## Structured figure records
-- START --
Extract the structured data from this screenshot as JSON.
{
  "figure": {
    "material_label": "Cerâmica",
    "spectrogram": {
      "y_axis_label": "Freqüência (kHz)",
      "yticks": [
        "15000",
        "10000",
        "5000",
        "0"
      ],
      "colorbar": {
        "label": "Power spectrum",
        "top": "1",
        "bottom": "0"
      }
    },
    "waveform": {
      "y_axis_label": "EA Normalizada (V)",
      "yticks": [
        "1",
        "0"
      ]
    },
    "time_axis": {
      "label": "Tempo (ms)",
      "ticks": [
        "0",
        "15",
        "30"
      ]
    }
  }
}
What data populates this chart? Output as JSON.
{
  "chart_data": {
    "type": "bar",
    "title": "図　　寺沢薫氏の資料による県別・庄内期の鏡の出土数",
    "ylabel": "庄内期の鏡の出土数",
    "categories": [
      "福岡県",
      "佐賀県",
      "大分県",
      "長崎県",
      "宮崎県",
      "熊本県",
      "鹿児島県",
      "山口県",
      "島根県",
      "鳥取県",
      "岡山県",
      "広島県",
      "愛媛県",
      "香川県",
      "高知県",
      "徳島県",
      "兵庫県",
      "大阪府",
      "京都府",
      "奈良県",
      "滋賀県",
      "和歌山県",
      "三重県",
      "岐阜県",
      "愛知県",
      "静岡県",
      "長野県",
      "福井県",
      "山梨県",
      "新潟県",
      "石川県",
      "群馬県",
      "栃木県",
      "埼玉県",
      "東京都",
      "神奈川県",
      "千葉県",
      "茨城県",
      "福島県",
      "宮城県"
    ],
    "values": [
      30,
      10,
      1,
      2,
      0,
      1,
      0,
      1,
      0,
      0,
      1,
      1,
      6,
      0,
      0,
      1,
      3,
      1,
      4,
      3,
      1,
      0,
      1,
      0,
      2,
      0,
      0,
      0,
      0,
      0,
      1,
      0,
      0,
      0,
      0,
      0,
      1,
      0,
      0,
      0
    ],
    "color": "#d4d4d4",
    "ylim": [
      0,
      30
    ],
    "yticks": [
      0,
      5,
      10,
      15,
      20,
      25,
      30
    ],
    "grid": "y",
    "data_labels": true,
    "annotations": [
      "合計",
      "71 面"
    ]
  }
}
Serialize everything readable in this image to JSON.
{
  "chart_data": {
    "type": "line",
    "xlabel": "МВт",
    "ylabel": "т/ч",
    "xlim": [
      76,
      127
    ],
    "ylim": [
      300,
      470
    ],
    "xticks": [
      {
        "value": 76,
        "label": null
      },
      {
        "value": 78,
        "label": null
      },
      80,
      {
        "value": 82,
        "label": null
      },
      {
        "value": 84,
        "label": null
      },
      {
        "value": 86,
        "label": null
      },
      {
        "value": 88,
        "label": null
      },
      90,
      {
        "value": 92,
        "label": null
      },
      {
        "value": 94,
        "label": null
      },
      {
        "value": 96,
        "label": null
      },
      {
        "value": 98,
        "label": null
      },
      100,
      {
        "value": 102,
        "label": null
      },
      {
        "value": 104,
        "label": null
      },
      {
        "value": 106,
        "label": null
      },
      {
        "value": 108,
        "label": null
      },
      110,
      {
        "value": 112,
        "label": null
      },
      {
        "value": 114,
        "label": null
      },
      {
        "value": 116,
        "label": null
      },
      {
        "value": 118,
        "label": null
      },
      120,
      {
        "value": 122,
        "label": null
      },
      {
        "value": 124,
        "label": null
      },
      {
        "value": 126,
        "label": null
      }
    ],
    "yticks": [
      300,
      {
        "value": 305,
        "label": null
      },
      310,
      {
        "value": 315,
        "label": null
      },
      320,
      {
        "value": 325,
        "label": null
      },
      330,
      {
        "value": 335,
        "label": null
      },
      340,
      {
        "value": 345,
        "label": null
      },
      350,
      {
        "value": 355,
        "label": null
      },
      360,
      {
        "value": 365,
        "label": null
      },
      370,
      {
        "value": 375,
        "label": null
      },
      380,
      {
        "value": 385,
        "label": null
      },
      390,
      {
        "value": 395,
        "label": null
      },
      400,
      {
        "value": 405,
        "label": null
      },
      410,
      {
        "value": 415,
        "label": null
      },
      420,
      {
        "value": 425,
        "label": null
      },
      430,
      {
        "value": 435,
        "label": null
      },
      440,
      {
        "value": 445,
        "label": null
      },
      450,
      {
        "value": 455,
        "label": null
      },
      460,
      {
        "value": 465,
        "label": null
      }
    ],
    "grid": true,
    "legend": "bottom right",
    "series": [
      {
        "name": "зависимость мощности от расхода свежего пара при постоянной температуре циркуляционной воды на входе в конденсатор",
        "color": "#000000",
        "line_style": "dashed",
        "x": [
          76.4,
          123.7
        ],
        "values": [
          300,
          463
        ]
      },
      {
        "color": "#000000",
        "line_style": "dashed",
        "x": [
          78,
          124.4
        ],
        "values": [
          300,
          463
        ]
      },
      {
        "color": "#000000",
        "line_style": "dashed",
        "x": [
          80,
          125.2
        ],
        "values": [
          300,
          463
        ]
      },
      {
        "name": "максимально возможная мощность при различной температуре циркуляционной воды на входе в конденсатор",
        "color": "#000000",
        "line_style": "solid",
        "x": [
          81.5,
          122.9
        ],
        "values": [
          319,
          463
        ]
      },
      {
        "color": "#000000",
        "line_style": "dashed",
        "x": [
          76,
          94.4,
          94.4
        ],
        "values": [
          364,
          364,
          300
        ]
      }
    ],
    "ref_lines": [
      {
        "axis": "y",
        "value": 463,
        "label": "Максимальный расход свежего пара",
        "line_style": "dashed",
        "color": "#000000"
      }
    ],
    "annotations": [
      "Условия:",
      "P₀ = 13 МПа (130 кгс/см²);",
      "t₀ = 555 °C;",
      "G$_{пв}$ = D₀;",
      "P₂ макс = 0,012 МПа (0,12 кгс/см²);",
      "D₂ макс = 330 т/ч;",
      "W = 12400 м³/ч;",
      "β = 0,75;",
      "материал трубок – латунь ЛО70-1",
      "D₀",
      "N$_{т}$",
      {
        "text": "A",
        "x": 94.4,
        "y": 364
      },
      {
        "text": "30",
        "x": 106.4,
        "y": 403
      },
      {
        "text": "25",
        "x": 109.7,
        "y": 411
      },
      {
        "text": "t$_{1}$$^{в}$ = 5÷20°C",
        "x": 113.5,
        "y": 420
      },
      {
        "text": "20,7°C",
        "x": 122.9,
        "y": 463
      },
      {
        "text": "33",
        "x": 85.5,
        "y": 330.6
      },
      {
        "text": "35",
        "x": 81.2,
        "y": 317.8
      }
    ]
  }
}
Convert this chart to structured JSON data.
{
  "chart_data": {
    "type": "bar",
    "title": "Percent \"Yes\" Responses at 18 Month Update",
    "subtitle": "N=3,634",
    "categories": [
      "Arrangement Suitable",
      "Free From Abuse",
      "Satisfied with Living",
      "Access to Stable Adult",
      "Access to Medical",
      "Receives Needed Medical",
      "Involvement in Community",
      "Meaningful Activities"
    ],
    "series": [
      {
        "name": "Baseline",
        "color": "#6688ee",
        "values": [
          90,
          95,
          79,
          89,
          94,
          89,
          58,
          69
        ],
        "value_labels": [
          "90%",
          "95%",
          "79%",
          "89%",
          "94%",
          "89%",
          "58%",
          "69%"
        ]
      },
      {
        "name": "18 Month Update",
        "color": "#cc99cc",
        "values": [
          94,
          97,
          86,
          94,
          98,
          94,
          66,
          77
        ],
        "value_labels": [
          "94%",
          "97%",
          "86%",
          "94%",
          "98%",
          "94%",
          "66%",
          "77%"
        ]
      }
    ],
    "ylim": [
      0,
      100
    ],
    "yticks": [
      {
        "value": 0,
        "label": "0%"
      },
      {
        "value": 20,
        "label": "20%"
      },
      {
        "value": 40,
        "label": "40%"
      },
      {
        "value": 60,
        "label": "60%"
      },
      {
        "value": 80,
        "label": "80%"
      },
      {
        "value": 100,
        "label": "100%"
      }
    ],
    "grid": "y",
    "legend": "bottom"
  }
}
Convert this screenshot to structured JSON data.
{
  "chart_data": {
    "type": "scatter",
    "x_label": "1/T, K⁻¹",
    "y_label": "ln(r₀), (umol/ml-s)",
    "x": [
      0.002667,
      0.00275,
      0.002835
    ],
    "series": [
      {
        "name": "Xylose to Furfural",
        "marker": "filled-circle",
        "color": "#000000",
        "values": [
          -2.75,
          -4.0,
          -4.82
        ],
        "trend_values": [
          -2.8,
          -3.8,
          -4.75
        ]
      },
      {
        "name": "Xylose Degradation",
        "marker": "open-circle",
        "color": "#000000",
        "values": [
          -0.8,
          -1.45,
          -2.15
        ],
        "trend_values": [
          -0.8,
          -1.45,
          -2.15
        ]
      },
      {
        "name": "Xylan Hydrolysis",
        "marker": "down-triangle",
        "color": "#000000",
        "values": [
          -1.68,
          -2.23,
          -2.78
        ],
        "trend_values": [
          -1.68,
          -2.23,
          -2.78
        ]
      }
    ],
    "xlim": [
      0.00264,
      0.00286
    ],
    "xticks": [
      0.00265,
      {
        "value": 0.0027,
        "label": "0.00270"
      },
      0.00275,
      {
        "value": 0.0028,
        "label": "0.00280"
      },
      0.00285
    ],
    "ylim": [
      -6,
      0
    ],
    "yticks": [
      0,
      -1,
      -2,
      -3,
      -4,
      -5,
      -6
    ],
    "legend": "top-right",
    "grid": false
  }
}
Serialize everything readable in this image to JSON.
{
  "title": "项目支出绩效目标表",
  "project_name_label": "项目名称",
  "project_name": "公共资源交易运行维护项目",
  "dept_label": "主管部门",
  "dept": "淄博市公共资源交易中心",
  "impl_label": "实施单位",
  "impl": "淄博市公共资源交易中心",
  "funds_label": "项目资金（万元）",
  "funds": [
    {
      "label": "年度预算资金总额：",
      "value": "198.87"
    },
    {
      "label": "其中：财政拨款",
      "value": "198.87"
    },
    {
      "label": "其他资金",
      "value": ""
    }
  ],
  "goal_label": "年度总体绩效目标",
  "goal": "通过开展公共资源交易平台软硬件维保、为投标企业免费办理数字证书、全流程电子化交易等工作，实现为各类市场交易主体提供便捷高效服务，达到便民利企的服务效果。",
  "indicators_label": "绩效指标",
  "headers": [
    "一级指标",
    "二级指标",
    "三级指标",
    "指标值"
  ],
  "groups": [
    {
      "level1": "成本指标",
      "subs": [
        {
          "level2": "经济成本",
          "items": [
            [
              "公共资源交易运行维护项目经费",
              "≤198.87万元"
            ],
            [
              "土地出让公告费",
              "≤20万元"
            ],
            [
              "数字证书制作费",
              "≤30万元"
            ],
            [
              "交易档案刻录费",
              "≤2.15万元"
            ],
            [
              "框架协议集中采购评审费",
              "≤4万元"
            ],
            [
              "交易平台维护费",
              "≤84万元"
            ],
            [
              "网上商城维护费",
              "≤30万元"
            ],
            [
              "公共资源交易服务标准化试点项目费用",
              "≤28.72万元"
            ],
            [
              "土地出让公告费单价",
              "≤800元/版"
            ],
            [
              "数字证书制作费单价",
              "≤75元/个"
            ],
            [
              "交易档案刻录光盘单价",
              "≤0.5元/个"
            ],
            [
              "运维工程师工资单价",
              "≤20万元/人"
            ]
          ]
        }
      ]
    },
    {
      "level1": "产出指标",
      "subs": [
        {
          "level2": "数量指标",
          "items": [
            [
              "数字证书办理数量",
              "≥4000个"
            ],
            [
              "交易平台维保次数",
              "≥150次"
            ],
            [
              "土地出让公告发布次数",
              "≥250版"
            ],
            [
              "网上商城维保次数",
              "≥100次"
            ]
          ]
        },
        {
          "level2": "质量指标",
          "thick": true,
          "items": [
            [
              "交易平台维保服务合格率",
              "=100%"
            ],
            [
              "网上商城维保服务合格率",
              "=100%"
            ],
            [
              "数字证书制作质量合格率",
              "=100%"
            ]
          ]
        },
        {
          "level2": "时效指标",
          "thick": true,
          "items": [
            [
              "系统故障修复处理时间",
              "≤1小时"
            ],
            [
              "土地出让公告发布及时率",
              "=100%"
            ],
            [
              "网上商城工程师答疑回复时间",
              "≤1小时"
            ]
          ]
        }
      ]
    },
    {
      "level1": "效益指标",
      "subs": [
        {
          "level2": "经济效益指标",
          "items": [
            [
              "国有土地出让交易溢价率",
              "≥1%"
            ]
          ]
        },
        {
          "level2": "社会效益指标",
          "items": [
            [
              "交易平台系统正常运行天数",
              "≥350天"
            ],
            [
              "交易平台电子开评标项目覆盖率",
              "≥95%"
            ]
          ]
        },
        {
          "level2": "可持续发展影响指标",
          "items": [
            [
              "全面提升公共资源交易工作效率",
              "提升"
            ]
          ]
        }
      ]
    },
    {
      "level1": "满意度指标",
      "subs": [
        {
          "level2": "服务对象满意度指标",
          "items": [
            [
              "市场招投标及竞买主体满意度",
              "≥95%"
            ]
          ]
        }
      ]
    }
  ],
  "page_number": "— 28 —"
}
-- END --
## Direction
Copy each line containing the word "конденсатор" from the data.

## Output of the task
        "name": "зависимость мощности от расхода свежего пара при постоянной температуре циркуляционной воды на входе в конденсатор",
        "name": "максимально возможная мощность при различной температуре циркуляционной воды на входе в конденсатор",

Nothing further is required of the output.